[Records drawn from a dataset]
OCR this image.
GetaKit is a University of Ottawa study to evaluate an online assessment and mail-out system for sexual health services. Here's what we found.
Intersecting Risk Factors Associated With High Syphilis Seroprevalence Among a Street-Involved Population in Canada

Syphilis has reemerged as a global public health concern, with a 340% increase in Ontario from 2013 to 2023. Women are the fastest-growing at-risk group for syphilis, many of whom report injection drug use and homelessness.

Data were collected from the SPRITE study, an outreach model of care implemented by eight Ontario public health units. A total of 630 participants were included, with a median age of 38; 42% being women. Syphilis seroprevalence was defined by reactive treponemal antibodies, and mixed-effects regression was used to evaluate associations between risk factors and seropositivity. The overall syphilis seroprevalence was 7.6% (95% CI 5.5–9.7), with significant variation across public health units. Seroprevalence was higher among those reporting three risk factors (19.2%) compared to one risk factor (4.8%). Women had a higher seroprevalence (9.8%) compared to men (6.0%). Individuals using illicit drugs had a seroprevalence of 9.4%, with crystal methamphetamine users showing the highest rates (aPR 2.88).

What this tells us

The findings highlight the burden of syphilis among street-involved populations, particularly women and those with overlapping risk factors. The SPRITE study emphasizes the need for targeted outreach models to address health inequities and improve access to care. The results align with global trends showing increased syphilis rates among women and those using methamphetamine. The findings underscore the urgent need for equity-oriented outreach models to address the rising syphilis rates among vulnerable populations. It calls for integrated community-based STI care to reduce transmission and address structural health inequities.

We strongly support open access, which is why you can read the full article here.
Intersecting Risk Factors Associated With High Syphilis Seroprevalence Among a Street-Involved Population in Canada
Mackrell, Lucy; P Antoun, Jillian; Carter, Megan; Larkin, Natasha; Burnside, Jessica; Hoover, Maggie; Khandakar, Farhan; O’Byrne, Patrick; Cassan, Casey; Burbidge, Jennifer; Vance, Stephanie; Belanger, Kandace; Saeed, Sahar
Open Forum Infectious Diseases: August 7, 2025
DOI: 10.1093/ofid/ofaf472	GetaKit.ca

**Problem to work on**
Repeat each entry exactly as it was given.

**Answer below**
OCR this image.
GetaKit is a University of Ottawa study to evaluate an online assessment and mail-out system for sexual health services. Here's what we found.
Intersecting Risk Factors Associated With High Syphilis Seroprevalence Among a Street-Involved Population in Canada

Syphilis has reemerged as a global public health concern, with a 340% increase in Ontario from 2013 to 2023. Women are the fastest-growing at-risk group for syphilis, many of whom report injection drug use and homelessness.

Data were collected from the SPRITE study, an outreach model of care implemented by eight Ontario public health units. A total of 630 participants were included, with a median age of 38; 42% being women. Syphilis seroprevalence was defined by reactive treponemal antibodies, and mixed-effects regression was used to evaluate associations between risk factors and seropositivity. The overall syphilis seroprevalence was 7.6% (95% CI 5.5–9.7), with significant variation across public health units. Seroprevalence was higher among those reporting three risk factors (19.2%) compared to one risk factor (4.8%). Women had a higher seroprevalence (9.8%) compared to men (6.0%). Individuals using illicit drugs had a seroprevalence of 9.4%, with crystal methamphetamine users showing the highest rates (aPR 2.88).

What this tells us

The findings highlight the burden of syphilis among street-involved populations, particularly women and those with overlapping risk factors. The SPRITE study emphasizes the need for targeted outreach models to address health inequities and improve access to care. The results align with global trends showing increased syphilis rates among women and those using methamphetamine. The findings underscore the urgent need for equity-oriented outreach models to address the rising syphilis rates among vulnerable populations. It calls for integrated community-based STI care to reduce transmission and address structural health inequities.

We strongly support open access, which is why you can read the full article here.
Intersecting Risk Factors Associated With High Syphilis Seroprevalence Among a Street-Involved Population in Canada
Mackrell, Lucy; P Antoun, Jillian; Carter, Megan; Larkin, Natasha; Burnside, Jessica; Hoover, Maggie; Khandakar, Farhan; O’Byrne, Patrick; Cassan, Casey; Burbidge, Jennifer; Vance, Stephanie; Belanger, Kandace; Saeed, Sahar
Open Forum Infectious Diseases: August 7, 2025
DOI: 10.1093/ofid/ofaf472	GetaKit.ca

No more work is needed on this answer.